### Task objective:
Locate each line in the records containing "screenshot". Copy it.

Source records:

-- start --

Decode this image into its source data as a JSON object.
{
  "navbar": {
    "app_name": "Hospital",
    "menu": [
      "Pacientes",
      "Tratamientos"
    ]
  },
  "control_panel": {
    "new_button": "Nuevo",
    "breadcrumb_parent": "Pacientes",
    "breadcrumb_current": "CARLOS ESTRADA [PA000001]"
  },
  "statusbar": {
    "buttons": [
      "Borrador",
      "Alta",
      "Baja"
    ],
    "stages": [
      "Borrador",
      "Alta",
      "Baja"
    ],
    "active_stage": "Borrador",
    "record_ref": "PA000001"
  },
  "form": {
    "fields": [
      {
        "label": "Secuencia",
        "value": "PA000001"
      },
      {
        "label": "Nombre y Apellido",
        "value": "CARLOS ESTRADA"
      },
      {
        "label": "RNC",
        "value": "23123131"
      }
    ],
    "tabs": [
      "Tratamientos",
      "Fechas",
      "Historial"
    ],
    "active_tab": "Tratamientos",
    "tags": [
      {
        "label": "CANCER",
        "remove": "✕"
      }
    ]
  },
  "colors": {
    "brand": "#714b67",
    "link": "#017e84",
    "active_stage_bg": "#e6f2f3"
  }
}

-- end --
-- start --

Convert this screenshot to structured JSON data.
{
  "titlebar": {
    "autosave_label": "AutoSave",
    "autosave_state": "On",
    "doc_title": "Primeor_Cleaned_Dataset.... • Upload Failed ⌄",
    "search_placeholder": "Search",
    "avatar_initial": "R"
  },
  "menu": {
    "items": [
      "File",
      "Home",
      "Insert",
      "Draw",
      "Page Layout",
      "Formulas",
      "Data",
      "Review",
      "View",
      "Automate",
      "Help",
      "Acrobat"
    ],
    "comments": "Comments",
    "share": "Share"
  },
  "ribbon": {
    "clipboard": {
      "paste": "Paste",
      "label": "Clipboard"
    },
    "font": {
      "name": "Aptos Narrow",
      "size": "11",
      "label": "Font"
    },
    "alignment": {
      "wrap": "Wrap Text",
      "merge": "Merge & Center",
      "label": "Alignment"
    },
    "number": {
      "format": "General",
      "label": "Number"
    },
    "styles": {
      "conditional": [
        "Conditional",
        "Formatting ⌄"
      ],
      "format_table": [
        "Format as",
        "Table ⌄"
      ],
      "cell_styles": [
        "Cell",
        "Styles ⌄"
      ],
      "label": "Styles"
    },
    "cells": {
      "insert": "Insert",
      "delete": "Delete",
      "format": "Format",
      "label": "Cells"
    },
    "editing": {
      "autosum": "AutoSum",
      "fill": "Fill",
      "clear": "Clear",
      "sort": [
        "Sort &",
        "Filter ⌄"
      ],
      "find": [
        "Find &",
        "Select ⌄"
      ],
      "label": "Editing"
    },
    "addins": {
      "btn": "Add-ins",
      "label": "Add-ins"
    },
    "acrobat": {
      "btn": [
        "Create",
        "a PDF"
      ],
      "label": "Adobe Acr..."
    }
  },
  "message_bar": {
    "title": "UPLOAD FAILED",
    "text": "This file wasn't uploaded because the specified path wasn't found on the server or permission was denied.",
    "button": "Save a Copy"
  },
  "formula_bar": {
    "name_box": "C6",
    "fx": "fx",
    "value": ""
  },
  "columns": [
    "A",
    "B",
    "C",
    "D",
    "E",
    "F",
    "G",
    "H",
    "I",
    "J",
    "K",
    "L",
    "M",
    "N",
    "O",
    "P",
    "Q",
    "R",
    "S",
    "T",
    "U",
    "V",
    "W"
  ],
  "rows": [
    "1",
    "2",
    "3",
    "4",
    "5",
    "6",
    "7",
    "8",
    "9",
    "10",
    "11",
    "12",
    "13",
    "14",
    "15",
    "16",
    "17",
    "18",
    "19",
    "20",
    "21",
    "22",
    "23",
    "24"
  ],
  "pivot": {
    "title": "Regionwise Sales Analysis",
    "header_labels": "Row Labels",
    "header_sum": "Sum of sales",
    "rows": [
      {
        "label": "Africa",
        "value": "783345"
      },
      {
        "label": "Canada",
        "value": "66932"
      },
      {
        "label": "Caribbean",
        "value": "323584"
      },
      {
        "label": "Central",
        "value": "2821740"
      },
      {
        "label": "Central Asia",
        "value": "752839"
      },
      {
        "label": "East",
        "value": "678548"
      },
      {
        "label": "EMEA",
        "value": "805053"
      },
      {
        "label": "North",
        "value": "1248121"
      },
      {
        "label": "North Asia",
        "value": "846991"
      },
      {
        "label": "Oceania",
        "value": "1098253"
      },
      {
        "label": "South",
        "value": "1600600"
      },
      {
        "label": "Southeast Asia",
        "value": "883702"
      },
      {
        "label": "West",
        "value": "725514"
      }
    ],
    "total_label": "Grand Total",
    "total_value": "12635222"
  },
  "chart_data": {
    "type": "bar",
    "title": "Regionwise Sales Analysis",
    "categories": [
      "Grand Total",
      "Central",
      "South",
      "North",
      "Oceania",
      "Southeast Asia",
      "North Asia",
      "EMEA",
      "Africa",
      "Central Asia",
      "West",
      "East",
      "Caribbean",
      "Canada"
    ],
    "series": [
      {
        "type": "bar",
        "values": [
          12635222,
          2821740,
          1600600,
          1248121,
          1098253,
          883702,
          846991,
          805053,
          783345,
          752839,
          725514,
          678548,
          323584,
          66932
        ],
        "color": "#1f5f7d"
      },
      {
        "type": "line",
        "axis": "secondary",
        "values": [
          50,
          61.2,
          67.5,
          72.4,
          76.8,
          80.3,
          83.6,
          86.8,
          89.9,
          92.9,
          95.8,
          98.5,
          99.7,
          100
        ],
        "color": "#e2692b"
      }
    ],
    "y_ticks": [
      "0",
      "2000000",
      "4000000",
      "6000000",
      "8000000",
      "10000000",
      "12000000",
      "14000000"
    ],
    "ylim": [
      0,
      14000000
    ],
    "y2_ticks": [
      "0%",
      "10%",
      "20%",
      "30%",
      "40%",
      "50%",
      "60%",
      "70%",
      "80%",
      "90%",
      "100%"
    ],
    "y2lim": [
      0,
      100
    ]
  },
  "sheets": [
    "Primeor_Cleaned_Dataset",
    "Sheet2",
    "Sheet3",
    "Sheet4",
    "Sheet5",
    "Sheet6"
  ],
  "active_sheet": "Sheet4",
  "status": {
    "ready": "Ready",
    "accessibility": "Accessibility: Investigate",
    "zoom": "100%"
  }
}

-- end --
-- start --

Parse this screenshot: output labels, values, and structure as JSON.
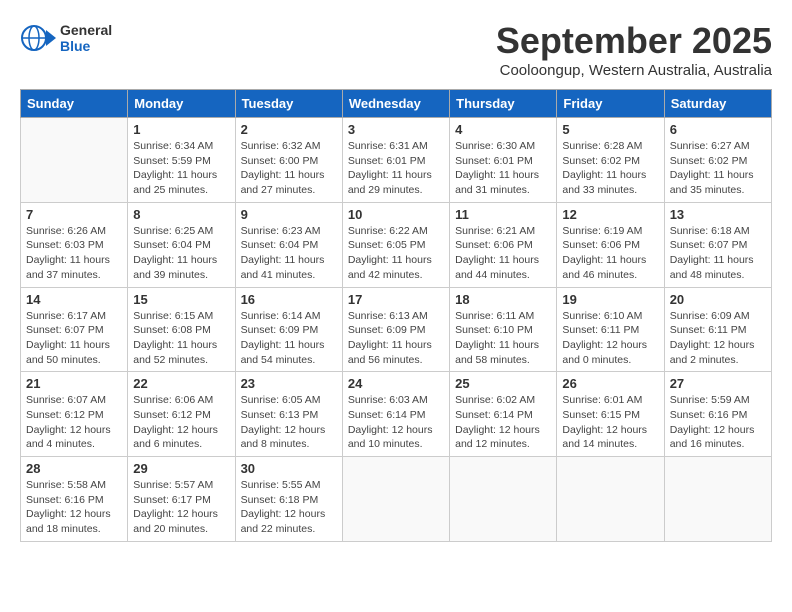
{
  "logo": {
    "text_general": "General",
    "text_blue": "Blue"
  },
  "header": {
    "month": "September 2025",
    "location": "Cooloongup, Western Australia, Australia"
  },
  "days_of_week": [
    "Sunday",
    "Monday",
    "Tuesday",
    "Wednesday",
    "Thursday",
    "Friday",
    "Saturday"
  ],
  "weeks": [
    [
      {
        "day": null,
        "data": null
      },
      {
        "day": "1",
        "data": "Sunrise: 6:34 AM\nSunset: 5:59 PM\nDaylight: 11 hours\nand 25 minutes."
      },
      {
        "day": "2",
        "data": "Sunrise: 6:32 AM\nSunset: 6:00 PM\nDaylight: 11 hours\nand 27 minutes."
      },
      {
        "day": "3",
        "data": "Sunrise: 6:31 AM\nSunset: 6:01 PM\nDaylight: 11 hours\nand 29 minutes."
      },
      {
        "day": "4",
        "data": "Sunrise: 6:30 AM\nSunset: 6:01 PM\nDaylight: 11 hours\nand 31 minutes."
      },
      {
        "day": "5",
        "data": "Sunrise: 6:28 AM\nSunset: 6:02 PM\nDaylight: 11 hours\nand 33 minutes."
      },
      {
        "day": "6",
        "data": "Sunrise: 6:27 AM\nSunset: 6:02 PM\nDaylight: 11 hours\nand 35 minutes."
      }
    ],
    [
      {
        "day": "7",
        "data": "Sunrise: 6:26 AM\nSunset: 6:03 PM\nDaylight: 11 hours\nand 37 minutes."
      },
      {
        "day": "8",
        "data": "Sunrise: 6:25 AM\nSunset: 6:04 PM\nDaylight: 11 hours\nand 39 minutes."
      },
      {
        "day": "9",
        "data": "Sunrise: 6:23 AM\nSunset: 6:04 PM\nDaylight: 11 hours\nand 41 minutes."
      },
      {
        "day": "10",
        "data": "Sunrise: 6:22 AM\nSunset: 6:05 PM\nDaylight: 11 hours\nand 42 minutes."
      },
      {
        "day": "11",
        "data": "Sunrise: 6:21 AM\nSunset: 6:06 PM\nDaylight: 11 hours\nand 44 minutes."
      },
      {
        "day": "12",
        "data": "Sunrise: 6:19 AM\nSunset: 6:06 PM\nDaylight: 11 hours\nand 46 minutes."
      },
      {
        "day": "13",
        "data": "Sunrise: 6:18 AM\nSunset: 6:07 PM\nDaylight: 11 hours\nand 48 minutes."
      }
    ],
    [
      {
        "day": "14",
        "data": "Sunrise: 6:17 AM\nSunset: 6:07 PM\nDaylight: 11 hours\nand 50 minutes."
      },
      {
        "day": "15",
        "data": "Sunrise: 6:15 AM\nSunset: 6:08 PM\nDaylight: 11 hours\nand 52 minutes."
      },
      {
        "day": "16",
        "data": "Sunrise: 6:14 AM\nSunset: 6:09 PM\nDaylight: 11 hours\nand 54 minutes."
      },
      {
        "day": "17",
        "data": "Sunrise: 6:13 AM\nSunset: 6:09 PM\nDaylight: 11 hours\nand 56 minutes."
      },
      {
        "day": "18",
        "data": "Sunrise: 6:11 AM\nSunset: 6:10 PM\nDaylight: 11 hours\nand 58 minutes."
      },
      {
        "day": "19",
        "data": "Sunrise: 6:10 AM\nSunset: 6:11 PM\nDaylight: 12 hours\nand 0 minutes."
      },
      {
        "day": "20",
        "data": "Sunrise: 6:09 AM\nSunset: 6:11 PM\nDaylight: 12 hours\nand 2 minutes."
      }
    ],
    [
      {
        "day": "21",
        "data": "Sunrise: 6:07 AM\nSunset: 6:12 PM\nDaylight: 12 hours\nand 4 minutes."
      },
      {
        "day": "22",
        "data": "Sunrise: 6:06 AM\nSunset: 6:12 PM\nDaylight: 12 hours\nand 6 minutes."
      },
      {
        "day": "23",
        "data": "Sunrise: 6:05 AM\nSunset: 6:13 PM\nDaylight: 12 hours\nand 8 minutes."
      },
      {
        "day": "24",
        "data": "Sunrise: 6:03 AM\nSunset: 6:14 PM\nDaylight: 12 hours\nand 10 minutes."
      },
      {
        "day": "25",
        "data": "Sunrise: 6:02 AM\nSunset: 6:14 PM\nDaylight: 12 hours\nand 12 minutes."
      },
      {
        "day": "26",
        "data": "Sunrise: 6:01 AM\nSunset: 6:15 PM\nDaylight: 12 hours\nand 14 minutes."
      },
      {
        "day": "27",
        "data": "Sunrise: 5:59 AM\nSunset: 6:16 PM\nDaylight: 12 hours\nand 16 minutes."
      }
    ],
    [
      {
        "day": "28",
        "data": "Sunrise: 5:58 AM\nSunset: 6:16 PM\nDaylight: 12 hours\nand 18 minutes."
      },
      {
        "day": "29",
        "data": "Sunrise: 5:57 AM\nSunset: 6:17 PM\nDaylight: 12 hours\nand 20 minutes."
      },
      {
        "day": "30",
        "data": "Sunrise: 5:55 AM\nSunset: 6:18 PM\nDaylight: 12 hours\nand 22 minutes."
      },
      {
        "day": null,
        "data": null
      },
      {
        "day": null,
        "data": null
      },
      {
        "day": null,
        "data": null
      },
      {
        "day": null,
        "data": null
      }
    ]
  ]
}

-- end --

### Reply to the exercise:
Convert this screenshot to structured JSON data.
Parse this screenshot: output labels, values, and structure as JSON.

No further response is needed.